• TASKS TO PERFORM:
1. Duplicate everything in the passage on Congressional subpoenas from "By Jeff Heilman" down to "a Congressional subpoena.".
2. According to the passage on Congressional subpoenas, what kind of firm is Hellerman Baretz Communications, and where is it based?
3. Extend the passage on Congressional subpoenas by writing the part that would follow its final sentence.
---------- PASSAGE PROVIDED
Instead, be prepared and ready to participate in
what, at its essence, is a unique brand of
theater.
By Jeff Heilman ~ Illustration by Randy Lyhus
Imagine
arriving at work primed to lead an investor
conference call, consider an international
expansion or engage in any other customary chief
executive activity, only to confront the news
that the U.S. Marshal’s office has just served
your corporation with a Congressional subpoena.
An investigating House, Senate, joint or select
committee is requesting your testimony at an
upcoming hearing, along with the production of
proprietary documents that could be publicly
disseminated. Time to throw up a defensive wall
and bunker down? Think again. “The first rule
and abiding wisdom,” says Washington, D.C.-based
Patton Boggs’ partner Jonathan Yarowsky, who was
formerly special associate counsel to President
Clinton and served as general counsel to the
House Committee on the Judiciary, “is to
recognize your obligation to respond. There
should be no underestimating the authority of
Congressional investigative oversight, with no
light regard for the stakes involved. The
response is forthright, not evasive.”
Andrew Friedman, of
counsel to Patton Boggs and also
Washington-based, says that Congressional
investigations can have unpleasant outcomes. “If
you refuse to answer,” explains Friedman, who
has substantial experience in counseling
individuals and corporations involved in
criminal, federal agency and Congressional
inquiries, “or are deemed to have refused to
answer, the committee can recommend that you be
held in contempt of Congress and refer you to
the U.S. Attorney or other enforcement agencies
for criminal prosecution.” Drawing needless
attention or raising suspicion can also
transform an otherwise relatively innocuous
inquiry into a full-blown investigation, or open
up additional fronts on a battle already in
progress. “Disagreeable, obstructionist behavior
such as stonewalling or refusing to produce
documents,” he adds, “negatively charges the
atmosphere and heightens the possibility of
triggering ‘parallel’ civil, regulatory or
criminal proceedings relating to the original
inquiry—or aggravating proceedings already under
way.”
While naturally
gravitating towards specific matters of fraud,
abuse and malfeasance, though, Congress has a
far broader policymaking mandate, geared towards
creating new legislation and reforming existing
laws. Receiving a Congressional letter or
subpoena is, therefore, not necessarily a threat
or prelude to a fight—it may be an opportunity
or invitation for a company to participate in a
policy discussion. “While it is compelling to
think of the hearing as being only about the
corporation,” says John Hellerman, a partner in
the Washington, D.C.-based public relations firm
Hellerman Baretz Communications, “it is really
an interactive, public conversation with heavy
political considerations.”
--------------------
---------- DATA EXCERPTS
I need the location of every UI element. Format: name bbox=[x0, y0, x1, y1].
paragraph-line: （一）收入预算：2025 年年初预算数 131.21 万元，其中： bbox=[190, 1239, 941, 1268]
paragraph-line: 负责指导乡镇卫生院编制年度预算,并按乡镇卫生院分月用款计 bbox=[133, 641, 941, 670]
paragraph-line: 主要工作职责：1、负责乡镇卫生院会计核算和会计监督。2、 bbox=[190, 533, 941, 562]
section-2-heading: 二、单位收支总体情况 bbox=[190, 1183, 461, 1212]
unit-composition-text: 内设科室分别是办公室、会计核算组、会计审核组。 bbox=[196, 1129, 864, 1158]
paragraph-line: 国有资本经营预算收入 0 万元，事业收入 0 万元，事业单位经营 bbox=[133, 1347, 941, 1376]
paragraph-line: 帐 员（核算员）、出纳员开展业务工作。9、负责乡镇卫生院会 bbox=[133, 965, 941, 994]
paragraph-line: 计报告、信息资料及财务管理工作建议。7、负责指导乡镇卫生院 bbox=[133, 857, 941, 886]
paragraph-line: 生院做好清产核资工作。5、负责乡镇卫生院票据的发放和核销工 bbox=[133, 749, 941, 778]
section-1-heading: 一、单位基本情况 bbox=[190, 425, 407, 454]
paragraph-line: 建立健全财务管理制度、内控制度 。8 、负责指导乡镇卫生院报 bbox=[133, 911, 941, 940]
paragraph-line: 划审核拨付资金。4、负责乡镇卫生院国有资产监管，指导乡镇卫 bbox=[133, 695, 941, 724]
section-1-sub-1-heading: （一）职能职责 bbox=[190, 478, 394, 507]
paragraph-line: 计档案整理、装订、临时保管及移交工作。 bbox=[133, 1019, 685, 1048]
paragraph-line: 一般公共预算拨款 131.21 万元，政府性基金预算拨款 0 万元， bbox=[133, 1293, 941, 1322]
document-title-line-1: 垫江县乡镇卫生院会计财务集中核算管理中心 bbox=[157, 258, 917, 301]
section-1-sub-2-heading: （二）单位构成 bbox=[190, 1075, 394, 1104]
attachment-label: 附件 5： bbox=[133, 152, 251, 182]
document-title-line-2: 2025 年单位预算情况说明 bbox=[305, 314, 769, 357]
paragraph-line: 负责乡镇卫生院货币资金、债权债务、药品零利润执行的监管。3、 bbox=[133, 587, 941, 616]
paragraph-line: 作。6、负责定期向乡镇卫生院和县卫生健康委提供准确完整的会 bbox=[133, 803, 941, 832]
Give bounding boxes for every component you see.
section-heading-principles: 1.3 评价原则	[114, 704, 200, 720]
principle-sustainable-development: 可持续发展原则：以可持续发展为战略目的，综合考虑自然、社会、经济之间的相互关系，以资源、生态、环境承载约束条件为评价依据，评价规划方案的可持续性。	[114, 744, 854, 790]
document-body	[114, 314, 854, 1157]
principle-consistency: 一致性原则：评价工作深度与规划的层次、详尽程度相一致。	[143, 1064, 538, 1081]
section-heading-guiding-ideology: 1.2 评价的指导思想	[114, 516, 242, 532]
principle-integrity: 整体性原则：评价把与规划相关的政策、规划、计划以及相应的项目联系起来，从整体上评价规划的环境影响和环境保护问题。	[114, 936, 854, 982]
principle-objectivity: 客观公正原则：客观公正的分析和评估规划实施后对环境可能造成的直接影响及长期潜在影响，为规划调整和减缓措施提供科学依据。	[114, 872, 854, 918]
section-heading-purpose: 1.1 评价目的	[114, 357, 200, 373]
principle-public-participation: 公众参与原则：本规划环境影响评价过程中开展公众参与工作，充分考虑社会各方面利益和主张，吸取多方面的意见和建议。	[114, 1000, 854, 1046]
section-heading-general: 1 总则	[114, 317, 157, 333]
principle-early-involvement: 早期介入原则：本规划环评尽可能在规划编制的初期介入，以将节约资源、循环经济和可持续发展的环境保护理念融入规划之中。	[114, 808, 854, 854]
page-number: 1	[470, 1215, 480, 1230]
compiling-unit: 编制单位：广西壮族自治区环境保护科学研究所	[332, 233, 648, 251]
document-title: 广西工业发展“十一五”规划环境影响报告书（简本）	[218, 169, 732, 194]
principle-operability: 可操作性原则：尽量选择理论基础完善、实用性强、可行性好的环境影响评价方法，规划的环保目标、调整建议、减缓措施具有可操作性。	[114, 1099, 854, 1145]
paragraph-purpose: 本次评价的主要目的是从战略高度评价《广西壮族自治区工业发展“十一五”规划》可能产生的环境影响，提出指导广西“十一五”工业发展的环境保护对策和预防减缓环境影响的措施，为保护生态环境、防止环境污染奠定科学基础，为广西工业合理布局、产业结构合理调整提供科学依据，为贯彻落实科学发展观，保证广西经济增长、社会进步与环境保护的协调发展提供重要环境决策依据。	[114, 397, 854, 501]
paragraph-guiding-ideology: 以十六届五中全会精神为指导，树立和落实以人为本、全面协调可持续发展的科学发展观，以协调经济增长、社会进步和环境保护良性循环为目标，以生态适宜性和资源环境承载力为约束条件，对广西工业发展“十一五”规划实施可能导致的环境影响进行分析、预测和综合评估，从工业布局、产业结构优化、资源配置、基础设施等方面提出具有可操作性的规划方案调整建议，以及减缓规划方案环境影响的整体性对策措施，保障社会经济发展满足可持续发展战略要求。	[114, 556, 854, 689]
--------------------
• EXERCISE RESPONSES:
1.
By Jeff Heilman ~ Illustration by Randy Lyhus
Imagine
arriving at work primed to lead an investor
conference call, consider an international
expansion or engage in any other customary chief
executive activity, only to confront the news
that the U.S. Marshal’s office has just served
your corporation with a Congressional subpoena.

2. It is a public relations firm based in Washington, D.C.

3.
Nevertheless, one of
Congress’s foremost powers is the oversight of
interstate and foreign commerce—which means that
if you are in business, you can be investigated,
with soft landings far from guaranteed. When
summoned by Congress, says Patton Boggs’ partner
Robert Luskin—a former special counsel to the
Department of Justice—corporations can find
themselves on unfamiliar turf. “These
investigations might walk and talk like classic
litigation,” he says, “but the rules and
contexts are reversed. Think of a traditional
litigator as a pilot, taking measures to correct
a stall in the courtroom. In the Congressional
setting, if he follows his natural instincts, he
is likely to crash.”
Often described as
political theater, hearings before Senate or
House committees are as old as the Constitution
itself, although they were used sparingly until
World War II. The advent of the television age,
however, greatly elevated their profile and
impact, as American citizens in the 1950s avidly
tuned in to the Kefauver mob hearings and
McCarthy’s anti-Communism tirades. Today, there
are hundreds of hearings during each session of
Congress, and the stakes in this long-running
American institution are as high as ever. To
Luskin and his colleagues, a sophisticated weave
of legal, policymaking and storytelling skills
are necessary for staging this complex show.
Make Friends Today, Not Tomorrow
While the
Constitution does not expressly grant Congress
investigative powers, Supreme Court precedents
and legislative practice through the years have given the House and the
Senate plenty of room to operate. In his
well-known work Congressional Government (1885),
Woodrow Wilson wrote, “Quite as important as
lawmaking is vigilant oversight of
administration,” while in 1927, the Supreme
Court affirmed that, “the power of inquiry, with
process to enforce it, is an essential and
appropriate auxiliary of the legislative
function.” Today, Congress has a broad right to
seek information for “legislative purposes.”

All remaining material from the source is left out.